**TASKS TO PERFORM**
[a] In the article on global secondary indexes, copy the passage from "For example, you" to "for maintaining indexes.".
[b] Using the article on global secondary indexes, answer yes or no to each statement below and quote the words from the article that settle it: (i) GSIs are defined with the CREATE INDEX statement in N1QL; (ii) each node has several projector and router processes; (iii) a document key can have more than one index key output.

**ARTICLE**
::::
Global Secondary Indexes (GSIs)

Global Secondary Indexes (GSIs)

Global secondary index (GSI) is a powerful solution for secondary lookup queries that are required for interactive applications that require low latencies. Global secondary indexes (GSIs) are defined using the CREATE INDEX statement in N1QL. The CREATE INDEX statement supports the use of document attributes, N1QL expressions including functions, and a filter (a WHERE clause to limit the documents being indexed) in the index key.

The indexer for GSI processes the mutations to the bucket and creates a B+ tree for fast scans on the index key. Queries that filter on a range can use GSI to quickly acquire the document keys that satisfy the filter expression. They can then query the bucket to get the full document values and project the final query result.

Indexing with Global Secondary Indexes

Global secondary indexes (GSIs) are defined using the CREATE INDEX statement in N1QL. The CREATE INDEX statement supports the use of document attributes and N1QL expressions including functions in the index key. Using CREATE INDEX, you can also define a filter (that is, a "WHERE" clause with WHERE type="person_document") to limit the index to person documents in the bucket) which in turn limits the documents being indexed. There can only be zero or one index key output per document key.

For example, you can create a global secondary index, also referred to as index, on name that indexes beer name attributes for documents of type "beer" using the following CREATE INDEX statement in N1QL.
    CREATE INDEX Index1_beer_name 
    ON `beer-sample`(name) 
    WHERE type="beer" USING GSI;
GSI processes mutations in the bucket by coordinating with the following processes:
Projector and Router
This process is responsible for processing incoming mutations on the bucket. It resides on the nodes that run data service and thus contains active vBuckets. This process understands the indexes that exist on the bucket at any given time and processes incoming mutation to only send the relevant information to the Supervisor process for maintaining indexes.

Every node has a single projector and router process which runs the data service. It can listen on all buckets on the node, if there are indexes on these buckets. Projector and router process sends a stream of changes per bucket to each node running the index service. Indexes may index only a small set of the attributes in a document and may filter documents to index a subset of the documents in a bucket. The stream of changes is optimized to only contain relevant information for the indexes created on the nodes running the index service.
::::
Records from a collection
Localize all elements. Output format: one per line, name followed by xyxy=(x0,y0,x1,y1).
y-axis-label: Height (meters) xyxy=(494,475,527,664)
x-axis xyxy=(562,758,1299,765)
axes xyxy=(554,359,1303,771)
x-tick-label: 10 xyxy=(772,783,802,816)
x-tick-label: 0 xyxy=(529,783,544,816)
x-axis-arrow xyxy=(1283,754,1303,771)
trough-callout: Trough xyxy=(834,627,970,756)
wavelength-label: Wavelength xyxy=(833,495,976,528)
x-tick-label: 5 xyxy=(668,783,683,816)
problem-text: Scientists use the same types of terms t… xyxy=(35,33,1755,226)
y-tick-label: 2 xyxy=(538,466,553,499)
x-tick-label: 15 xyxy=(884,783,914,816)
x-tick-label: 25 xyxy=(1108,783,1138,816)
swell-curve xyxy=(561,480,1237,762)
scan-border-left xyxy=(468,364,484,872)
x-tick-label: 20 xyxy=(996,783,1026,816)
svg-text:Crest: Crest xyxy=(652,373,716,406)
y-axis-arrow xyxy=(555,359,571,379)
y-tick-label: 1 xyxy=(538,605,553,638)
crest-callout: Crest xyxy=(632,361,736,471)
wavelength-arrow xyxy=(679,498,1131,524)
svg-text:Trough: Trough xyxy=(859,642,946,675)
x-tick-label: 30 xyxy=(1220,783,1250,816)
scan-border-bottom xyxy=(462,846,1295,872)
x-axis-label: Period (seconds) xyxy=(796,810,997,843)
::::
**FULL ANSWERS**
[a]
For example, you can create a global secondary index, also referred to as index, on name that indexes beer name attributes for documents of type "beer" using the following CREATE INDEX statement in N1QL.
    CREATE INDEX Index1_beer_name 
    ON `beer-sample`(name) 
    WHERE type="beer" USING GSI;
GSI processes mutations in the bucket by coordinating with the following processes:
Projector and Router
This process is responsible for processing incoming mutations on the bucket. It resides on the nodes that run data service and thus contains active vBuckets. This process understands the indexes that exist on the bucket at any given time and processes incoming mutation to only send the relevant information to the Supervisor process for maintaining indexes.

[b]
(i) Yes: "Global secondary indexes (GSIs) are defined using the CREATE INDEX statement in N1QL."
(ii) No: "Every node has a single projector and router process which runs the data service."
(iii) No: "There can only be zero or one index key output per document key."